[Extracted data entries]
+ + + + + + +

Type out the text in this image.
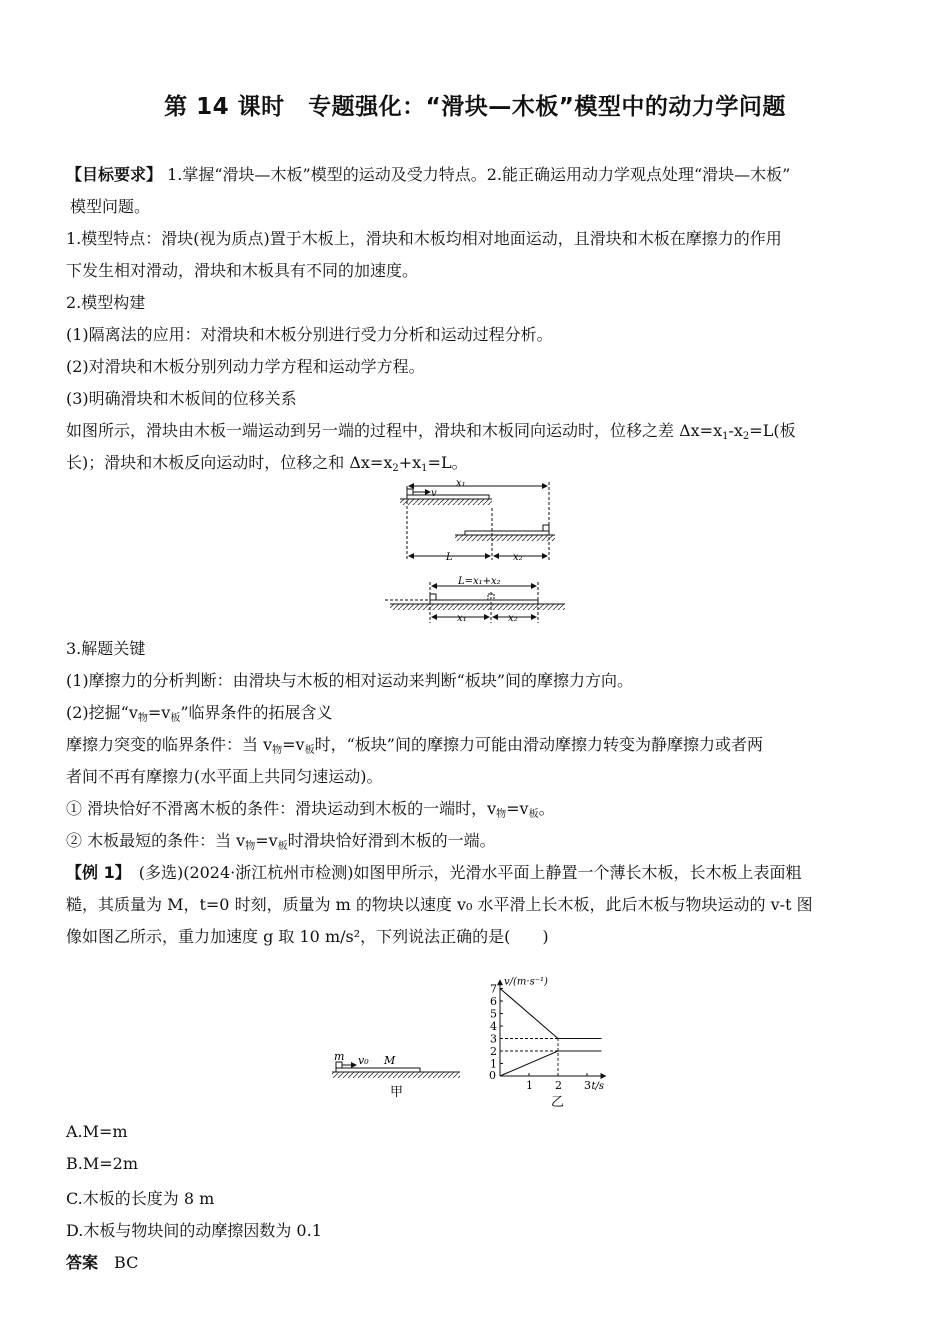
第 14 课时　专题强化：“滑块—木板”模型中的动力学问题
【目标要求】 1.掌握“滑块—木板”模型的运动及受力特点。2.能正确运用动力学观点处理“滑块—木板”
模型问题。
1.模型特点：滑块(视为质点)置于木板上，滑块和木板均相对地面运动，且滑块和木板在摩擦力的作用
下发生相对滑动，滑块和木板具有不同的加速度。
2.模型构建
(1)隔离法的应用：对滑块和木板分别进行受力分析和运动过程分析。
(2)对滑块和木板分别列动力学方程和运动学方程。
(3)明确滑块和木板间的位移关系
如图所示，滑块由木板一端运动到另一端的过程中，滑块和木板同向运动时，位移之差 $\Delta x=x_1-x_2=L$(板
长)；滑块和木板反向运动时，位移之和 $\Delta x=x_2+x_1=L$。
v
x₁
L	x₂
L=x₁+x₂
x₁	x₂
3.解题关键
(1)摩擦力的分析判断：由滑块与木板的相对运动来判断“板块”间的摩擦力方向。
(2)挖掘“$v_物=v_板$”临界条件的拓展含义
摩擦力突变的临界条件：当 $v_物=v_板$时，“板块”间的摩擦力可能由滑动摩擦力转变为静摩擦力或者两
者间不再有摩擦力(水平面上共同匀速运动)。
① 滑块恰好不滑离木板的条件：滑块运动到木板的一端时，$v_物=v_板$。
② 木板最短的条件：当 $v_物=v_板$时滑块恰好滑到木板的一端。
【例 1】　(多选)(2024·浙江杭州市检测)如图甲所示，光滑水平面上静置一个薄长木板，长木板上表面粗
糙，其质量为 M，t=0 时刻，质量为 m 的物块以速度 v₀ 水平滑上长木板，此后木板与物块运动的 v-t 图
像如图乙所示，重力加速度 g 取 10 m/s²，下列说法正确的是(　　)
m v₀ M
甲
1
2
3
4
5
6
7
1 2 3
0
v/(m·s⁻¹)
t/s
乙
A.M=m
B.M=2m
C.木板的长度为 8 m
D.木板与物块间的动摩擦因数为 0.1
答案　 BC
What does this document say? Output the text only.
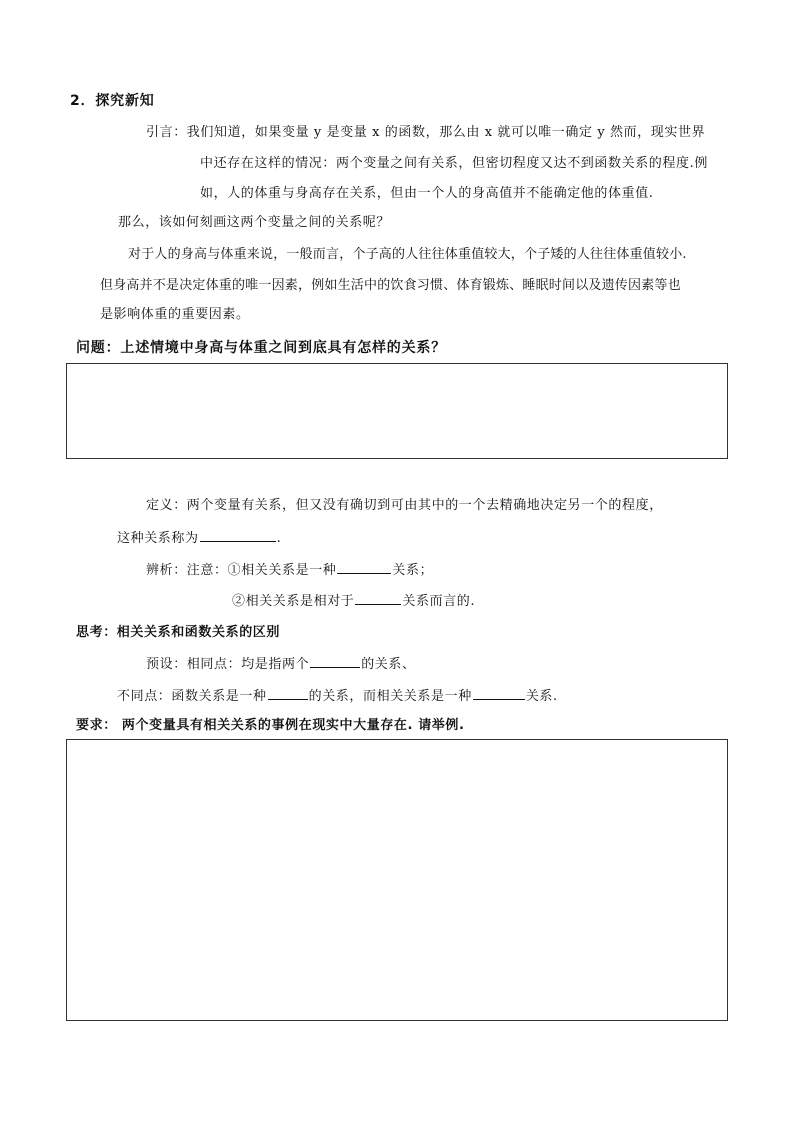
2．探究新知
引言：我们知道，如果变量 y 是变量 x 的函数，那么由 x 就可以唯一确定 y 然而，现实世界
中还存在这样的情况：两个变量之间有关系，但密切程度又达不到函数关系的程度.例
如，人的体重与身高存在关系，但由一个人的身高值并不能确定他的体重值.
那么，该如何刻画这两个变量之间的关系呢？
对于人的身高与体重来说，一般而言，个子高的人往往体重值较大，个子矮的人往往体重值较小.
但身高并不是决定体重的唯一因素，例如生活中的饮食习惯、体育锻炼、睡眠时间以及遗传因素等也
是影响体重的重要因素。
问题：上述情境中身高与体重之间到底具有怎样的关系？
定义：两个变量有关系，但又没有确切到可由其中的一个去精确地决定另一个的程度，
这种关系称为	.
辨析：注意：①相关关系是一种	关系；
②相关关系是相对于	关系而言的.
思考：相关关系和函数关系的区别
预设：相同点：均是指两个	的关系、
不同点：函数关系是一种	的关系，而相关关系是一种	关系.
要求： 两个变量具有相关关系的事例在现实中大量存在. 请举例.
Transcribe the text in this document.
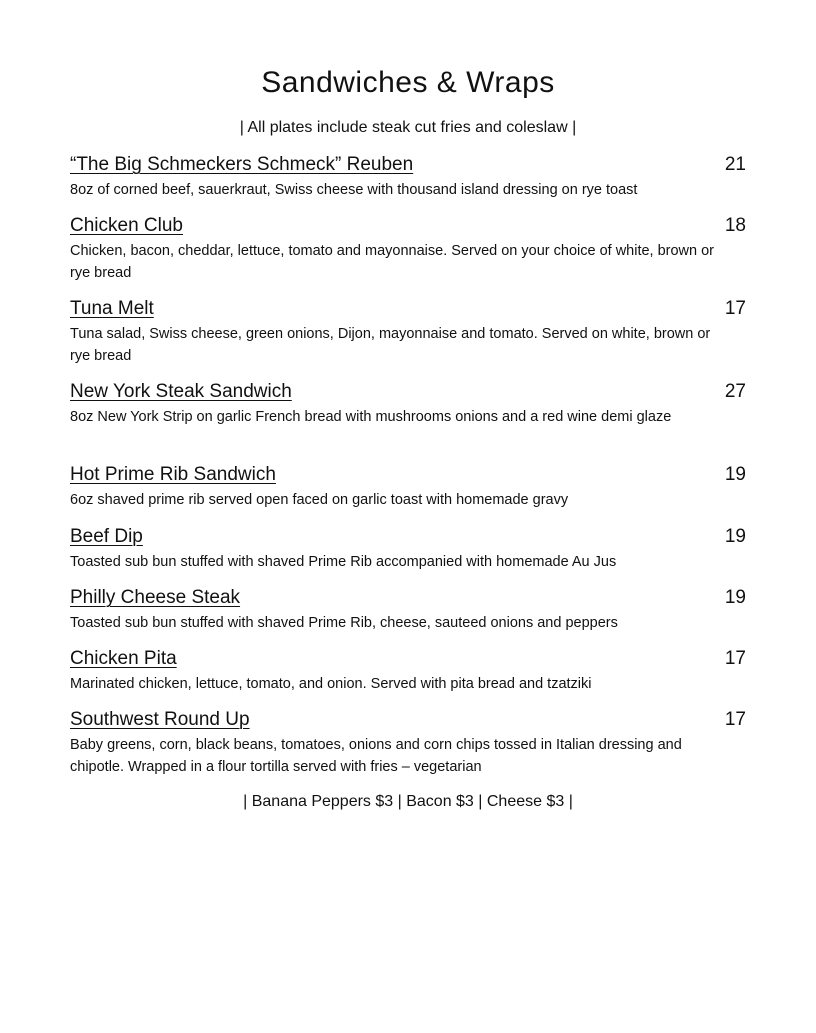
Sandwiches & Wraps
| All plates include steak cut fries and coleslaw |
“The Big Schmeckers Schmeck” Reuben	21
8oz of corned beef, sauerkraut, Swiss cheese with thousand island dressing on rye toast
Chicken Club	18
Chicken, bacon, cheddar, lettuce, tomato and mayonnaise. Served on your choice of white, brown or rye bread
Tuna Melt	17
Tuna salad, Swiss cheese, green onions, Dijon, mayonnaise and tomato. Served on white, brown or rye bread
New York Steak Sandwich	27
8oz New York Strip on garlic French bread with mushrooms onions and a red wine demi glaze
Hot Prime Rib Sandwich	19
6oz shaved prime rib served open faced on garlic toast with homemade gravy
Beef Dip	19
Toasted sub bun stuffed with shaved Prime Rib accompanied with homemade Au Jus
Philly Cheese Steak	19
Toasted sub bun stuffed with shaved Prime Rib, cheese, sauteed onions and peppers
Chicken Pita	17
Marinated chicken, lettuce, tomato, and onion. Served with pita bread and tzatziki
Southwest Round Up	17
Baby greens, corn, black beans, tomatoes, onions and corn chips tossed in Italian dressing and chipotle. Wrapped in a flour tortilla served with fries – vegetarian
| Banana Peppers $3 | Bacon $3 | Cheese $3 |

+ + + + + + +

▸ WRITTEN REQUEST
Copy the whole of the material above exactly, but not its images.

▸ RESULT
Type out the text in this image.
第 14 课时　专题强化：“滑块—木板”模型中的动力学问题
【目标要求】 1.掌握“滑块—木板”模型的运动及受力特点。2.能正确运用动力学观点处理“滑块—木板”
模型问题。
1.模型特点：滑块(视为质点)置于木板上，滑块和木板均相对地面运动，且滑块和木板在摩擦力的作用
下发生相对滑动，滑块和木板具有不同的加速度。
2.模型构建
(1)隔离法的应用：对滑块和木板分别进行受力分析和运动过程分析。
(2)对滑块和木板分别列动力学方程和运动学方程。
(3)明确滑块和木板间的位移关系
如图所示，滑块由木板一端运动到另一端的过程中，滑块和木板同向运动时，位移之差 $\Delta x=x_1-x_2=L$(板
长)；滑块和木板反向运动时，位移之和 $\Delta x=x_2+x_1=L$。
v
x₁
L	x₂
L=x₁+x₂
x₁	x₂
3.解题关键
(1)摩擦力的分析判断：由滑块与木板的相对运动来判断“板块”间的摩擦力方向。
(2)挖掘“$v_物=v_板$”临界条件的拓展含义
摩擦力突变的临界条件：当 $v_物=v_板$时，“板块”间的摩擦力可能由滑动摩擦力转变为静摩擦力或者两
者间不再有摩擦力(水平面上共同匀速运动)。
① 滑块恰好不滑离木板的条件：滑块运动到木板的一端时，$v_物=v_板$。
② 木板最短的条件：当 $v_物=v_板$时滑块恰好滑到木板的一端。
【例 1】　(多选)(2024·浙江杭州市检测)如图甲所示，光滑水平面上静置一个薄长木板，长木板上表面粗
糙，其质量为 M，t=0 时刻，质量为 m 的物块以速度 v₀ 水平滑上长木板，此后木板与物块运动的 v-t 图
像如图乙所示，重力加速度 g 取 10 m/s²，下列说法正确的是(　　)
m v₀ M
甲
1
2
3
4
5
6
7
1 2 3
0
v/(m·s⁻¹)
t/s
乙
A.M=m
B.M=2m
C.木板的长度为 8 m
D.木板与物块间的动摩擦因数为 0.1
答案　 BC
What does this document say? Output the text only.
2．探究新知
引言：我们知道，如果变量 y 是变量 x 的函数，那么由 x 就可以唯一确定 y 然而，现实世界
中还存在这样的情况：两个变量之间有关系，但密切程度又达不到函数关系的程度.例
如，人的体重与身高存在关系，但由一个人的身高值并不能确定他的体重值.
那么，该如何刻画这两个变量之间的关系呢？
对于人的身高与体重来说，一般而言，个子高的人往往体重值较大，个子矮的人往往体重值较小.
但身高并不是决定体重的唯一因素，例如生活中的饮食习惯、体育锻炼、睡眠时间以及遗传因素等也
是影响体重的重要因素。
问题：上述情境中身高与体重之间到底具有怎样的关系？
定义：两个变量有关系，但又没有确切到可由其中的一个去精确地决定另一个的程度，
这种关系称为	.
辨析：注意：①相关关系是一种	关系；
②相关关系是相对于	关系而言的.
思考：相关关系和函数关系的区别
预设：相同点：均是指两个	的关系、
不同点：函数关系是一种	的关系，而相关关系是一种	关系.
要求： 两个变量具有相关关系的事例在现实中大量存在. 请举例.
Transcribe the text in this document.
Sandwiches & Wraps
| All plates include steak cut fries and coleslaw |
“The Big Schmeckers Schmeck” Reuben	21
8oz of corned beef, sauerkraut, Swiss cheese with thousand island dressing on rye toast
Chicken Club	18
Chicken, bacon, cheddar, lettuce, tomato and mayonnaise. Served on your choice of white, brown or rye bread
Tuna Melt	17
Tuna salad, Swiss cheese, green onions, Dijon, mayonnaise and tomato. Served on white, brown or rye bread
New York Steak Sandwich	27
8oz New York Strip on garlic French bread with mushrooms onions and a red wine demi glaze
Hot Prime Rib Sandwich	19
6oz shaved prime rib served open faced on garlic toast with homemade gravy
Beef Dip	19
Toasted sub bun stuffed with shaved Prime Rib accompanied with homemade Au Jus
Philly Cheese Steak	19
Toasted sub bun stuffed with shaved Prime Rib, cheese, sauteed onions and peppers
Chicken Pita	17
Marinated chicken, lettuce, tomato, and onion. Served with pita bread and tzatziki
Southwest Round Up	17
Baby greens, corn, black beans, tomatoes, onions and corn chips tossed in Italian dressing and chipotle. Wrapped in a flour tortilla served with fries – vegetarian
| Banana Peppers $3 | Bacon $3 | Cheese $3 |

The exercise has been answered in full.